--- start ---

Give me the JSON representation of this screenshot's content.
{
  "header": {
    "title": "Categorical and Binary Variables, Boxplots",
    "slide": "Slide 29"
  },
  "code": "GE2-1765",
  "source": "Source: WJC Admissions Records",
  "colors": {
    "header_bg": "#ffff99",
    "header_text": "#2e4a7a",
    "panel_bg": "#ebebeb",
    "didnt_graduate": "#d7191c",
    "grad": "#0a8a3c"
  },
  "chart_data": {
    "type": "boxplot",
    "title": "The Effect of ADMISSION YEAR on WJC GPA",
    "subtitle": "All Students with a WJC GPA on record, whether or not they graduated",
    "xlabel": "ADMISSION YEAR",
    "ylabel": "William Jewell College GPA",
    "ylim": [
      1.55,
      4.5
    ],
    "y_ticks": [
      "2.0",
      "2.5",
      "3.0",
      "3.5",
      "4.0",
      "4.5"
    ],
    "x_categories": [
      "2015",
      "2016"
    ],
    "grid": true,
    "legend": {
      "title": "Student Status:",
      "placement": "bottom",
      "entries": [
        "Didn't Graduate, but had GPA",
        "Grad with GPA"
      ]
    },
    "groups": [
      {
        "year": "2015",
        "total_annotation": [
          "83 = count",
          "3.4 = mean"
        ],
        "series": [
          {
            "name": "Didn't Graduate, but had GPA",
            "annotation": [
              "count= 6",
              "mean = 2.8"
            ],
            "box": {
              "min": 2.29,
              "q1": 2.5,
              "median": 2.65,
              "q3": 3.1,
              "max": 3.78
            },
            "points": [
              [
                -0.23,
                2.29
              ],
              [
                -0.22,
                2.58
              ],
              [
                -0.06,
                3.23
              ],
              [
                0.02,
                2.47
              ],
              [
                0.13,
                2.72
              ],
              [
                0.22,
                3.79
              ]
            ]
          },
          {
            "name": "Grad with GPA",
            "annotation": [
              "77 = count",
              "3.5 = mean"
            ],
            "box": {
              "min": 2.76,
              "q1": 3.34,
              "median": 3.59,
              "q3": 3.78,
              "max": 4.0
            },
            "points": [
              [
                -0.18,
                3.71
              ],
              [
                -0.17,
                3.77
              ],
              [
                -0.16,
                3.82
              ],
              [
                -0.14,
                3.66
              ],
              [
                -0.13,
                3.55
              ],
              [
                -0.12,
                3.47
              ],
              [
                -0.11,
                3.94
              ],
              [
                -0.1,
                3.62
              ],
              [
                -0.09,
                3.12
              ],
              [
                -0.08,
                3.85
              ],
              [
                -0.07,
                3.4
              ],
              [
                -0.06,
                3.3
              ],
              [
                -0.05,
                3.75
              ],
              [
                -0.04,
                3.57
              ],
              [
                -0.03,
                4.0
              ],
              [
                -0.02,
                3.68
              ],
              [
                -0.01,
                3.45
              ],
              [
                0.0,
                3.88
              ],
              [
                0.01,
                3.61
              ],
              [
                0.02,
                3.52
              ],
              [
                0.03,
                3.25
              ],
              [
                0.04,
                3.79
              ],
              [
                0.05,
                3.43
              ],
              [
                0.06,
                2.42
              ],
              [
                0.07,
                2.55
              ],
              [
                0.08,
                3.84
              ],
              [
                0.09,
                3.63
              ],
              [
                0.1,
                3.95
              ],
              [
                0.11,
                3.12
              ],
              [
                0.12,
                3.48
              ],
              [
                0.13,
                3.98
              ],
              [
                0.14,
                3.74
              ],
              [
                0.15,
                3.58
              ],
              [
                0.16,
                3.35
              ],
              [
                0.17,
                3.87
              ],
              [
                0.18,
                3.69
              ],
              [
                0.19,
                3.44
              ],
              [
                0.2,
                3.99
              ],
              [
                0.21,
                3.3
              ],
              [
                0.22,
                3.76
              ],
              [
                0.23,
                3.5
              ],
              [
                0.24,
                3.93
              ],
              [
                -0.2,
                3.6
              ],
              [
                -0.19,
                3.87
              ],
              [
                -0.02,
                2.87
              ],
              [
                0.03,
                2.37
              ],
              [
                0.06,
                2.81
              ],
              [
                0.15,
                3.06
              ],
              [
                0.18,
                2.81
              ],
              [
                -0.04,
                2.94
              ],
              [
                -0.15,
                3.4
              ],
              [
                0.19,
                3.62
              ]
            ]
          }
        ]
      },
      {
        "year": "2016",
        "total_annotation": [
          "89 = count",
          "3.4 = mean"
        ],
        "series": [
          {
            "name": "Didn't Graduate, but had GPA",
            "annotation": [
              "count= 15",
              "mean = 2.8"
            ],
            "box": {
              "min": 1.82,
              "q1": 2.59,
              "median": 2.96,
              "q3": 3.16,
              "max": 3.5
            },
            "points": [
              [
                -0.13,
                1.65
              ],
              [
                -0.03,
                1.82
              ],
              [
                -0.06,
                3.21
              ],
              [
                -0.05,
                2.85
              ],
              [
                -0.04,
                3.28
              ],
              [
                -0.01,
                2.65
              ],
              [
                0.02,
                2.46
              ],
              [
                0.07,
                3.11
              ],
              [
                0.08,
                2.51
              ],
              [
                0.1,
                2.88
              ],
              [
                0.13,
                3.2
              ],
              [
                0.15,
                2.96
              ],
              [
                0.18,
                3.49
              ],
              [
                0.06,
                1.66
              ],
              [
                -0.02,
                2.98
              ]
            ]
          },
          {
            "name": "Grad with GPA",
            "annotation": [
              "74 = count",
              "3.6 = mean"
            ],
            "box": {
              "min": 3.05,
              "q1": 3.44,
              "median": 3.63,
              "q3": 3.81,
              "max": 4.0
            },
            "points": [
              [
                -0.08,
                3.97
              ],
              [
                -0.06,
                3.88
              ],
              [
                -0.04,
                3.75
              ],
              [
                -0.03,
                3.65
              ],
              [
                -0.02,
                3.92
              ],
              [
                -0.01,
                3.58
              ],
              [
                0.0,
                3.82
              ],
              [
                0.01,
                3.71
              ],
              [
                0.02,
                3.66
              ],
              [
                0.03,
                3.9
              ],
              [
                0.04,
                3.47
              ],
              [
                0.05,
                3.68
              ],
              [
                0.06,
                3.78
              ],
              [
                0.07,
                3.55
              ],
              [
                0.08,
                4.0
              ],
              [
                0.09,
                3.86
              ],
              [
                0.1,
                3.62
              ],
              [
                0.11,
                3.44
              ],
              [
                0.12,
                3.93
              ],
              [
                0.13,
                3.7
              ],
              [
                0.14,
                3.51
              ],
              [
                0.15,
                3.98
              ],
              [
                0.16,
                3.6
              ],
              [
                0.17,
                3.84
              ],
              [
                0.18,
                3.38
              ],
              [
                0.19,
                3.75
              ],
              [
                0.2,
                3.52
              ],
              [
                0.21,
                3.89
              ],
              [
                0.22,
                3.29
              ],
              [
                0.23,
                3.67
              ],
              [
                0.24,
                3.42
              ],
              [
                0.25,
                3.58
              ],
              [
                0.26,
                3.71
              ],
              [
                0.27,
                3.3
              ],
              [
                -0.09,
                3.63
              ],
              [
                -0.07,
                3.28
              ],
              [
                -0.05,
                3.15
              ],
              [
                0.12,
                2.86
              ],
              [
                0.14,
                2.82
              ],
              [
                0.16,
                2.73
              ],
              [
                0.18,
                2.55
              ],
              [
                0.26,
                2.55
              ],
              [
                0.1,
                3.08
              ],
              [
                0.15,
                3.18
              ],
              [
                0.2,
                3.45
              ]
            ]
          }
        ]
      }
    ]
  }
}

--- end ---

## What to work on:
Your answer should be one number: how many lines in the material above contain the string "with".

## Completed exercise:
4